→ Problem statement
Take the entries below and reproduce them word for word.
────────────────
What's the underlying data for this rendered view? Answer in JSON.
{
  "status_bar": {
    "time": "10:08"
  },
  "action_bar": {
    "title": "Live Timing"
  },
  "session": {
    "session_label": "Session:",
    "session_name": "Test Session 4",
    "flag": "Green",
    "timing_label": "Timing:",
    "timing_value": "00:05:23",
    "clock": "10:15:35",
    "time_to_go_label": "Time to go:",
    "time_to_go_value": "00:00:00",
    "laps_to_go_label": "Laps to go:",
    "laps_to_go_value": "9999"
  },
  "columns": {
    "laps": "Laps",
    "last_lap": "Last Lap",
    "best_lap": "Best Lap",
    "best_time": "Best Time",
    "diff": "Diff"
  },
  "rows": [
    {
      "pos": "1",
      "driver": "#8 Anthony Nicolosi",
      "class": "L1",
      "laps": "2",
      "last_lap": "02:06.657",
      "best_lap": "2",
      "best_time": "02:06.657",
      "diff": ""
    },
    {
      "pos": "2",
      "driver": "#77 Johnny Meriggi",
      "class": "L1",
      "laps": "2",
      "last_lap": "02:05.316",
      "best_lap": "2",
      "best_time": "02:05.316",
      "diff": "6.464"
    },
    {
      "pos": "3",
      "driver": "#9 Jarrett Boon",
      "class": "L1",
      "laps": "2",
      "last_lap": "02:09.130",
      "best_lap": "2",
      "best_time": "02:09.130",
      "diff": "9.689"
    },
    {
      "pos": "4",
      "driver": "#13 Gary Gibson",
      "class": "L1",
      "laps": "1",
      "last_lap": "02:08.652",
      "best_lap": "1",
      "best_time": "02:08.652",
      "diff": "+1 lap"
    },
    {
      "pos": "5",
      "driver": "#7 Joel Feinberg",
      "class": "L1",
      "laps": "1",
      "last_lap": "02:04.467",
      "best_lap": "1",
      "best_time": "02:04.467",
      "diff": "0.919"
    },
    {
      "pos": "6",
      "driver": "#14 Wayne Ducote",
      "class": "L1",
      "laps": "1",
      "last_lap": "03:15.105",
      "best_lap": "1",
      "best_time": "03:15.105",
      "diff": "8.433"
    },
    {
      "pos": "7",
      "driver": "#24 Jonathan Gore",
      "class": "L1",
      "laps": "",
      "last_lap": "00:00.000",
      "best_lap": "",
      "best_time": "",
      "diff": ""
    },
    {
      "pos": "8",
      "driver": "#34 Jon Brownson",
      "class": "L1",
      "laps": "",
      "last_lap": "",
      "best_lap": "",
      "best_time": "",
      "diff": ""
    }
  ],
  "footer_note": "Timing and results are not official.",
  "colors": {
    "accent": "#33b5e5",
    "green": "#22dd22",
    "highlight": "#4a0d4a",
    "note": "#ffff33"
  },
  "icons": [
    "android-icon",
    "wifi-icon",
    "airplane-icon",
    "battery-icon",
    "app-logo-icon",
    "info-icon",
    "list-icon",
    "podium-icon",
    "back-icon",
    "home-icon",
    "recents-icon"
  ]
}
────────────────
→ Solution below
What's the underlying data for this rendered view? Answer in JSON.
{
  "status_bar": {
    "time": "10:08"
  },
  "action_bar": {
    "title": "Live Timing"
  },
  "session": {
    "session_label": "Session:",
    "session_name": "Test Session 4",
    "flag": "Green",
    "timing_label": "Timing:",
    "timing_value": "00:05:23",
    "clock": "10:15:35",
    "time_to_go_label": "Time to go:",
    "time_to_go_value": "00:00:00",
    "laps_to_go_label": "Laps to go:",
    "laps_to_go_value": "9999"
  },
  "columns": {
    "laps": "Laps",
    "last_lap": "Last Lap",
    "best_lap": "Best Lap",
    "best_time": "Best Time",
    "diff": "Diff"
  },
  "rows": [
    {
      "pos": "1",
      "driver": "#8 Anthony Nicolosi",
      "class": "L1",
      "laps": "2",
      "last_lap": "02:06.657",
      "best_lap": "2",
      "best_time": "02:06.657",
      "diff": ""
    },
    {
      "pos": "2",
      "driver": "#77 Johnny Meriggi",
      "class": "L1",
      "laps": "2",
      "last_lap": "02:05.316",
      "best_lap": "2",
      "best_time": "02:05.316",
      "diff": "6.464"
    },
    {
      "pos": "3",
      "driver": "#9 Jarrett Boon",
      "class": "L1",
      "laps": "2",
      "last_lap": "02:09.130",
      "best_lap": "2",
      "best_time": "02:09.130",
      "diff": "9.689"
    },
    {
      "pos": "4",
      "driver": "#13 Gary Gibson",
      "class": "L1",
      "laps": "1",
      "last_lap": "02:08.652",
      "best_lap": "1",
      "best_time": "02:08.652",
      "diff": "+1 lap"
    },
    {
      "pos": "5",
      "driver": "#7 Joel Feinberg",
      "class": "L1",
      "laps": "1",
      "last_lap": "02:04.467",
      "best_lap": "1",
      "best_time": "02:04.467",
      "diff": "0.919"
    },
    {
      "pos": "6",
      "driver": "#14 Wayne Ducote",
      "class": "L1",
      "laps": "1",
      "last_lap": "03:15.105",
      "best_lap": "1",
      "best_time": "03:15.105",
      "diff": "8.433"
    },
    {
      "pos": "7",
      "driver": "#24 Jonathan Gore",
      "class": "L1",
      "laps": "",
      "last_lap": "00:00.000",
      "best_lap": "",
      "best_time": "",
      "diff": ""
    },
    {
      "pos": "8",
      "driver": "#34 Jon Brownson",
      "class": "L1",
      "laps": "",
      "last_lap": "",
      "best_lap": "",
      "best_time": "",
      "diff": ""
    }
  ],
  "footer_note": "Timing and results are not official.",
  "colors": {
    "accent": "#33b5e5",
    "green": "#22dd22",
    "highlight": "#4a0d4a",
    "note": "#ffff33"
  },
  "icons": [
    "android-icon",
    "wifi-icon",
    "airplane-icon",
    "battery-icon",
    "app-logo-icon",
    "info-icon",
    "list-icon",
    "podium-icon",
    "back-icon",
    "home-icon",
    "recents-icon"
  ]
}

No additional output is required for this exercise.